[Records from a data source]

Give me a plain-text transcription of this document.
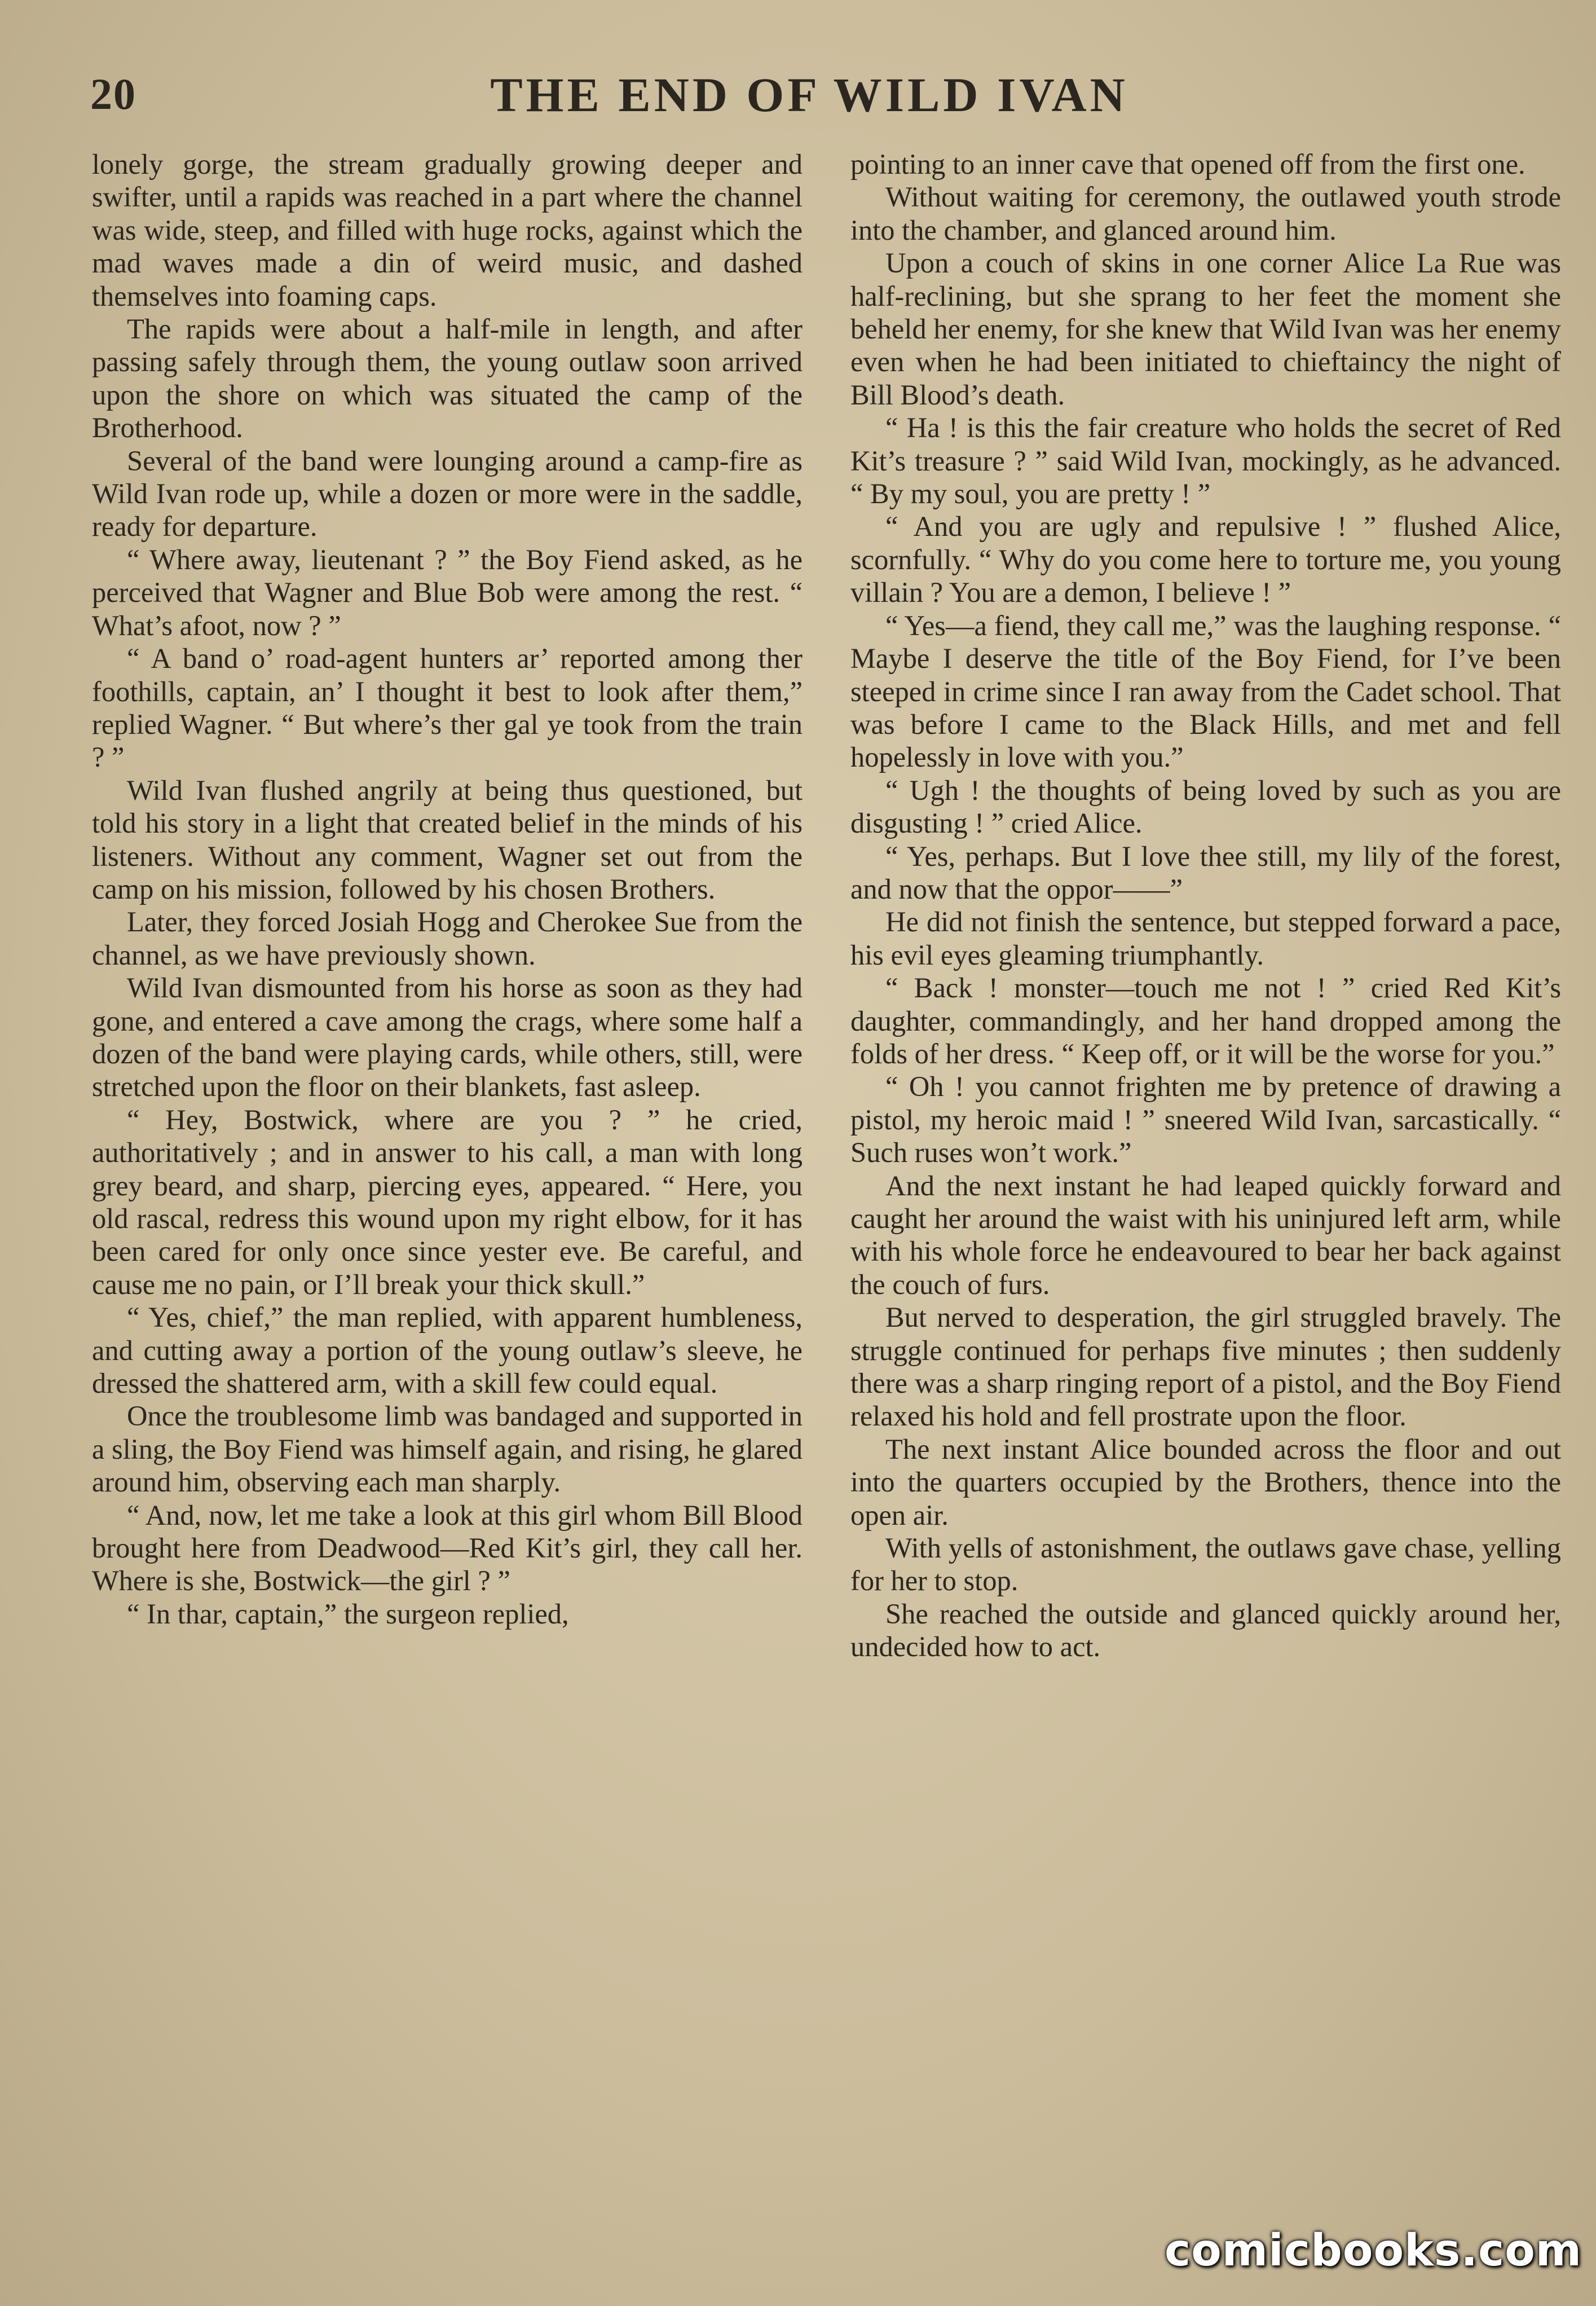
20	THE END OF WILD IVAN

lonely gorge, the stream gradually growing deeper and swifter, until a rapids was reached in a part where the channel was wide, steep, and filled with huge rocks, against which the mad waves made a din of weird music, and dashed themselves into foaming caps.

The rapids were about a half-mile in length, and after passing safely through them, the young outlaw soon arrived upon the shore on which was situated the camp of the Brotherhood.

Several of the band were lounging around a camp-fire as Wild Ivan rode up, while a dozen or more were in the saddle, ready for departure.

“ Where away, lieutenant ? ” the Boy Fiend asked, as he perceived that Wagner and Blue Bob were among the rest. “ What’s afoot, now ? ”

“ A band o’ road-agent hunters ar’ reported among ther foothills, captain, an’ I thought it best to look after them,” replied Wagner. “ But where’s ther gal ye took from the train ? ”

Wild Ivan flushed angrily at being thus questioned, but told his story in a light that created belief in the minds of his listeners. Without any comment, Wagner set out from the camp on his mission, followed by his chosen Brothers.

Later, they forced Josiah Hogg and Cherokee Sue from the channel, as we have previously shown.

Wild Ivan dismounted from his horse as soon as they had gone, and entered a cave among the crags, where some half a dozen of the band were playing cards, while others, still, were stretched upon the floor on their blankets, fast asleep.

“ Hey, Bostwick, where are you ? ” he cried, authoritatively ; and in answer to his call, a man with long grey beard, and sharp, piercing eyes, appeared. “ Here, you old rascal, redress this wound upon my right elbow, for it has been cared for only once since yester eve. Be careful, and cause me no pain, or I’ll break your thick skull.”

“ Yes, chief,” the man replied, with apparent humbleness, and cutting away a portion of the young outlaw’s sleeve, he dressed the shattered arm, with a skill few could equal.

Once the troublesome limb was bandaged and supported in a sling, the Boy Fiend was himself again, and rising, he glared around him, observing each man sharply.

“ And, now, let me take a look at this girl whom Bill Blood brought here from Deadwood—Red Kit’s girl, they call her. Where is she, Bostwick—the girl ? ”

“ In thar, captain,” the surgeon replied,

pointing to an inner cave that opened off from the first one.

Without waiting for ceremony, the outlawed youth strode into the chamber, and glanced around him.

Upon a couch of skins in one corner Alice La Rue was half-reclining, but she sprang to her feet the moment she beheld her enemy, for she knew that Wild Ivan was her enemy even when he had been initiated to chieftaincy the night of Bill Blood’s death.

“ Ha ! is this the fair creature who holds the secret of Red Kit’s treasure ? ” said Wild Ivan, mockingly, as he advanced. “ By my soul, you are pretty ! ”

“ And you are ugly and repulsive ! ” flushed Alice, scornfully. “ Why do you come here to torture me, you young villain ? You are a demon, I believe ! ”

“ Yes—a fiend, they call me,” was the laughing response. “ Maybe I deserve the title of the Boy Fiend, for I’ve been steeped in crime since I ran away from the Cadet school. That was before I came to the Black Hills, and met and fell hopelessly in love with you.”

“ Ugh ! the thoughts of being loved by such as you are disgusting ! ” cried Alice.

“ Yes, perhaps. But I love thee still, my lily of the forest, and now that the oppor——”

He did not finish the sentence, but stepped forward a pace, his evil eyes gleaming triumphantly.

“ Back ! monster—touch me not ! ” cried Red Kit’s daughter, commandingly, and her hand dropped among the folds of her dress. “ Keep off, or it will be the worse for you.”

“ Oh ! you cannot frighten me by pretence of drawing a pistol, my heroic maid ! ” sneered Wild Ivan, sarcastically. “ Such ruses won’t work.”

And the next instant he had leaped quickly forward and caught her around the waist with his uninjured left arm, while with his whole force he endeavoured to bear her back against the couch of furs.

But nerved to desperation, the girl struggled bravely. The struggle continued for perhaps five minutes ; then suddenly there was a sharp ringing report of a pistol, and the Boy Fiend relaxed his hold and fell prostrate upon the floor.

The next instant Alice bounded across the floor and out into the quarters occupied by the Brothers, thence into the open air.

With yells of astonishment, the outlaws gave chase, yelling for her to stop.

She reached the outside and glanced quickly around her, undecided how to act.

comicbooks.com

▶ [What to do] Determine the number of lines in the listing that hold the word "quickly", and supply that number and nothing further.

▶ [Task solution] 2